<<<<
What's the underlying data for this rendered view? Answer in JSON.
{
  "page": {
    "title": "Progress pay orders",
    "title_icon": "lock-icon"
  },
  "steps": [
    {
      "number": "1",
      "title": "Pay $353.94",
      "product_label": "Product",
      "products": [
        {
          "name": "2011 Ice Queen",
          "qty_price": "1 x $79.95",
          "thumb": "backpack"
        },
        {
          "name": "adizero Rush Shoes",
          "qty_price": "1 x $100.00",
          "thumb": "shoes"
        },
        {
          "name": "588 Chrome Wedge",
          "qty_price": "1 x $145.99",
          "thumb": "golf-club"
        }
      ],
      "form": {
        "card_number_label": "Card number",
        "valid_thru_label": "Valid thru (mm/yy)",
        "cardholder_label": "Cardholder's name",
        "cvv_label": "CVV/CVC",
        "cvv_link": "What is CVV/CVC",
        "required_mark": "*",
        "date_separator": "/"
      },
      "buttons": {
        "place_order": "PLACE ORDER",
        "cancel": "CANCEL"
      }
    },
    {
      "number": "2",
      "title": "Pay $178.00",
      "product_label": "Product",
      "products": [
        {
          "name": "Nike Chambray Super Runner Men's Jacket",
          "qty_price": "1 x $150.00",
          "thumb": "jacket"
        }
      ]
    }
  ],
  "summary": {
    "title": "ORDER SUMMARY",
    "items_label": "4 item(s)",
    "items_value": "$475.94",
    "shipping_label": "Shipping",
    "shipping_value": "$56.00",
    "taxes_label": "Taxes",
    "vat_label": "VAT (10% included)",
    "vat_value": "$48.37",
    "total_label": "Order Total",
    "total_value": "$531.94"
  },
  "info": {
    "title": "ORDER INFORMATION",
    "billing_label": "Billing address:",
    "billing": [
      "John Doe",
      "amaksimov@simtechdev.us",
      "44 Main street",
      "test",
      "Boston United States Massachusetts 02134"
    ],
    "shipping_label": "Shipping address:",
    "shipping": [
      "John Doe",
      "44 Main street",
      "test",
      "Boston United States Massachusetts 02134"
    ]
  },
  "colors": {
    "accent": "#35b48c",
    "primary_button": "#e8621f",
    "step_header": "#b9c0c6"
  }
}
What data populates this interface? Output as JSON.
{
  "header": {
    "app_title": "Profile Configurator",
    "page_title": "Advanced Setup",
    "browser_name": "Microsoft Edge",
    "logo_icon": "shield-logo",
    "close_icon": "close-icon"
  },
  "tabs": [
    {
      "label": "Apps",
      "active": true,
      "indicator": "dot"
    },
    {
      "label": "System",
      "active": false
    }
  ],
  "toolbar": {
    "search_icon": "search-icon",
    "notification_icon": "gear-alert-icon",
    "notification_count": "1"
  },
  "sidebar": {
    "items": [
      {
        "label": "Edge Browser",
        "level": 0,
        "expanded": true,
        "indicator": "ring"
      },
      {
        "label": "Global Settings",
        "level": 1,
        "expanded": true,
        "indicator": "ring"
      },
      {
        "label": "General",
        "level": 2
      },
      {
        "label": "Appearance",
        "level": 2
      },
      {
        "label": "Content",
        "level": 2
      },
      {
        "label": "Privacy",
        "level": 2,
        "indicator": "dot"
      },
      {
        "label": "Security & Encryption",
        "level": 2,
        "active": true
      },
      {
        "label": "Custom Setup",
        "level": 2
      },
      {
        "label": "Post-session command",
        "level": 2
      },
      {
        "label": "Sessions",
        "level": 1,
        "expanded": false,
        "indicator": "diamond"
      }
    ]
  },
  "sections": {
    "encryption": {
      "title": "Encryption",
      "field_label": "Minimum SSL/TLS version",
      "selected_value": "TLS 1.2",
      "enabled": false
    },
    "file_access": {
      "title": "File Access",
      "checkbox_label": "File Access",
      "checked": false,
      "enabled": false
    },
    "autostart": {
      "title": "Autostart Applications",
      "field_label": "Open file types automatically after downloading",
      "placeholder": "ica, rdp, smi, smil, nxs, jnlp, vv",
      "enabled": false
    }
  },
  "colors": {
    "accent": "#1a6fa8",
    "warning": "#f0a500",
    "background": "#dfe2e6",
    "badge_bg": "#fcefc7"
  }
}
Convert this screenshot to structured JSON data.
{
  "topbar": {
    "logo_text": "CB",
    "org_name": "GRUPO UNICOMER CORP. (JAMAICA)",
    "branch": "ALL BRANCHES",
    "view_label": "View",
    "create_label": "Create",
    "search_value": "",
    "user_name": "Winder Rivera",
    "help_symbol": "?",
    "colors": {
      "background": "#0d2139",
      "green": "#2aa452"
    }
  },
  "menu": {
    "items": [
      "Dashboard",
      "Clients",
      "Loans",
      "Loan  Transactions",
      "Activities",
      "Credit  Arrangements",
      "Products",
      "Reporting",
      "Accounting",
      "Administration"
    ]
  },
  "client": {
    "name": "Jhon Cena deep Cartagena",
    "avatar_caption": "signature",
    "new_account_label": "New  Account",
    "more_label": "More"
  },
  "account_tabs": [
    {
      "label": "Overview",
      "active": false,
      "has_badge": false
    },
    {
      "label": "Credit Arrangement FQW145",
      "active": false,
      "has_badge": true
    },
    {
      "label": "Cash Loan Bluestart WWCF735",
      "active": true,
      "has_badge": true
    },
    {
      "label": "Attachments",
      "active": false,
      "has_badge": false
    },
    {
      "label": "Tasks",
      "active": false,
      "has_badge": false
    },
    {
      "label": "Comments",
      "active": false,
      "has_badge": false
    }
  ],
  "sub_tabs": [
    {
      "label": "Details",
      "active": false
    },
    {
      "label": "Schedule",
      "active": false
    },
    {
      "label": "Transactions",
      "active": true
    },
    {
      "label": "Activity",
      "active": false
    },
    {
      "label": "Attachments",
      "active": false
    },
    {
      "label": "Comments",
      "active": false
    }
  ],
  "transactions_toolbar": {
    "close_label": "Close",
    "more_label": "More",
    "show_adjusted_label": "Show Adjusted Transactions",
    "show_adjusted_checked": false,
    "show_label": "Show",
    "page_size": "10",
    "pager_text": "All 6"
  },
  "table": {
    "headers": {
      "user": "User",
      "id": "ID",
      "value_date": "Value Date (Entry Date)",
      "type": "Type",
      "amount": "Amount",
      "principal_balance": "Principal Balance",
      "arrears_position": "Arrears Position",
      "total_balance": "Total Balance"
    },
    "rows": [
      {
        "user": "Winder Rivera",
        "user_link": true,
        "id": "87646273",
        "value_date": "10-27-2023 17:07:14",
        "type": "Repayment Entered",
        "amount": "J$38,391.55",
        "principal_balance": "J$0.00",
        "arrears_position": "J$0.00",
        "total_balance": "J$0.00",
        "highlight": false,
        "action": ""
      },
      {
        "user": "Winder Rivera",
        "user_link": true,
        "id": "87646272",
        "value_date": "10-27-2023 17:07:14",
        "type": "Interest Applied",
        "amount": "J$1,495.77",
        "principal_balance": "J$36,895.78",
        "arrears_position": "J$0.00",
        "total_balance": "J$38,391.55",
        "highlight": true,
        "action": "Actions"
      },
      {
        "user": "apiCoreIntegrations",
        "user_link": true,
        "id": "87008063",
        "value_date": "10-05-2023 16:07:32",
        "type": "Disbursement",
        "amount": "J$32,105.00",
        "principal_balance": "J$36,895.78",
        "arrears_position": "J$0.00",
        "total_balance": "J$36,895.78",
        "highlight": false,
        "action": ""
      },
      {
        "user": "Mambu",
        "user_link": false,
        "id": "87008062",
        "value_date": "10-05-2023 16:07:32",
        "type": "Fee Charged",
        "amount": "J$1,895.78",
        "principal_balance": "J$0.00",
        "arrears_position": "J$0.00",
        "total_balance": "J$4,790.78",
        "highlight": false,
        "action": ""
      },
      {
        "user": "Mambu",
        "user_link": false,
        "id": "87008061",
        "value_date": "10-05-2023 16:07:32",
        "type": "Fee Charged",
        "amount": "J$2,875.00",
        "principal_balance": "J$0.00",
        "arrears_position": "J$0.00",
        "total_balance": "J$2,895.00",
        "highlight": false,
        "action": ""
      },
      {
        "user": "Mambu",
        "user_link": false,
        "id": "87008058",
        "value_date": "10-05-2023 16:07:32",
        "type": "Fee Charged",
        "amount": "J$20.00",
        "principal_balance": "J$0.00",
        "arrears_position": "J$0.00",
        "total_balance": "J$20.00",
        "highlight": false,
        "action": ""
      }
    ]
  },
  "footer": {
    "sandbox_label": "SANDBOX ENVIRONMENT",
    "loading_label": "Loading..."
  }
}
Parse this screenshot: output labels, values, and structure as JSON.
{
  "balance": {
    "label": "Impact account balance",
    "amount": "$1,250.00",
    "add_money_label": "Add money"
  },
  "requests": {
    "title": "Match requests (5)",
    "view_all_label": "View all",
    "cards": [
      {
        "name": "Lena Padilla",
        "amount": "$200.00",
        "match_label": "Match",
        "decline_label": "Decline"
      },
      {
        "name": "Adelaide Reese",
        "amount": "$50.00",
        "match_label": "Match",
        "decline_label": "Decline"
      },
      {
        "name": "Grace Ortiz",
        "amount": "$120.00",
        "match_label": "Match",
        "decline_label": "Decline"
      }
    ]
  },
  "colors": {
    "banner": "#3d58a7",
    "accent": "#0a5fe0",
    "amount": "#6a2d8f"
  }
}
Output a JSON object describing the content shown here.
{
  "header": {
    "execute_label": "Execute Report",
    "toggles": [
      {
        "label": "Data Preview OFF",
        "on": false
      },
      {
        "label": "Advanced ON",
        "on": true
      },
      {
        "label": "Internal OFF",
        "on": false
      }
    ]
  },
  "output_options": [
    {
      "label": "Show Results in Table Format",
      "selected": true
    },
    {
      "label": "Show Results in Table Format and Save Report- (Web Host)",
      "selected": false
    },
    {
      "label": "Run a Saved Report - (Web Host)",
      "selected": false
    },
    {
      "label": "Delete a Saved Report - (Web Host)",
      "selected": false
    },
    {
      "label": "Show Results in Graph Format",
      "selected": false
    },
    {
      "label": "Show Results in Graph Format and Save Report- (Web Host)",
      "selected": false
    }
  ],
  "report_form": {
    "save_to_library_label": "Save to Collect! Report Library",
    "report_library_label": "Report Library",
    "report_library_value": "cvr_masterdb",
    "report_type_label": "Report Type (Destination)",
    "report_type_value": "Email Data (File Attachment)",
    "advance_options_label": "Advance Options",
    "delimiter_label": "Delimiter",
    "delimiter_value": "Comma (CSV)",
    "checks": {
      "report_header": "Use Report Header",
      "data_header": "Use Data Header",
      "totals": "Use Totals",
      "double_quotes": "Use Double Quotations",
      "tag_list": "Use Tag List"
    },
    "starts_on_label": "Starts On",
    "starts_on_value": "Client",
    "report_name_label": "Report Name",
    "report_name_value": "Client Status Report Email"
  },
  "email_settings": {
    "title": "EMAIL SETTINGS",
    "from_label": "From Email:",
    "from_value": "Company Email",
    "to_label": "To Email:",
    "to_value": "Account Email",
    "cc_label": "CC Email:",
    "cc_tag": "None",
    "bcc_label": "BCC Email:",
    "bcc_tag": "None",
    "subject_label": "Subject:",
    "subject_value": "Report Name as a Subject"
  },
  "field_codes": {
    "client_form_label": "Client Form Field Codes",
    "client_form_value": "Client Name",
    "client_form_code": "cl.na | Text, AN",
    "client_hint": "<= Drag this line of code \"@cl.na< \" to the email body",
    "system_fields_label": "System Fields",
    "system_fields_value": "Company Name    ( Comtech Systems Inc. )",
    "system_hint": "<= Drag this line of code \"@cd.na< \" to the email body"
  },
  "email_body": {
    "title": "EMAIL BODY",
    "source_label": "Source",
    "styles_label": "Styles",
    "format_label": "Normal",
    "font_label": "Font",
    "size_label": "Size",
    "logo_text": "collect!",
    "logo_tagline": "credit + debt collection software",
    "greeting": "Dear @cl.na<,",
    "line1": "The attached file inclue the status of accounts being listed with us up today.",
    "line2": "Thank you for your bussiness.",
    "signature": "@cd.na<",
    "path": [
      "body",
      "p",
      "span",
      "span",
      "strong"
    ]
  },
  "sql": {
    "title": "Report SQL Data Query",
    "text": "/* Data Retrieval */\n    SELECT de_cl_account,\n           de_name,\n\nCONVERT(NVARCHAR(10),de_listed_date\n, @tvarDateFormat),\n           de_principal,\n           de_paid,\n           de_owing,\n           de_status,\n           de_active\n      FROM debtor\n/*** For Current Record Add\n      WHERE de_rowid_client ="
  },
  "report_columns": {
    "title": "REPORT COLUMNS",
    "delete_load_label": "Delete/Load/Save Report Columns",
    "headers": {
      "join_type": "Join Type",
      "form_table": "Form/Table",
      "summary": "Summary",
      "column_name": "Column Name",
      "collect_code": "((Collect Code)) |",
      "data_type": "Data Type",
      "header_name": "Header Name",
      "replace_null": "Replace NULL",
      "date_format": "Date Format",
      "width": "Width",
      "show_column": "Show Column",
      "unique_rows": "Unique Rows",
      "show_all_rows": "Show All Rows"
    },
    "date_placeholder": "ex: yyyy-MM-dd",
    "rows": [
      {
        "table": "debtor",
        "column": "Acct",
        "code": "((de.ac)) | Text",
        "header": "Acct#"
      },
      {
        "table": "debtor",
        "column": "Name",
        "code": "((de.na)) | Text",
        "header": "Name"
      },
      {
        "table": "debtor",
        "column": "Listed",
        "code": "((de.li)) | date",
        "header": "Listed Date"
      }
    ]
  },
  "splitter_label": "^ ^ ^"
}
>>>>
Given problem: The lines to collect are those holding the string "address"; copy them all.

Output:
    "billing_label": "Billing address:",
    "shipping_label": "Shipping address:",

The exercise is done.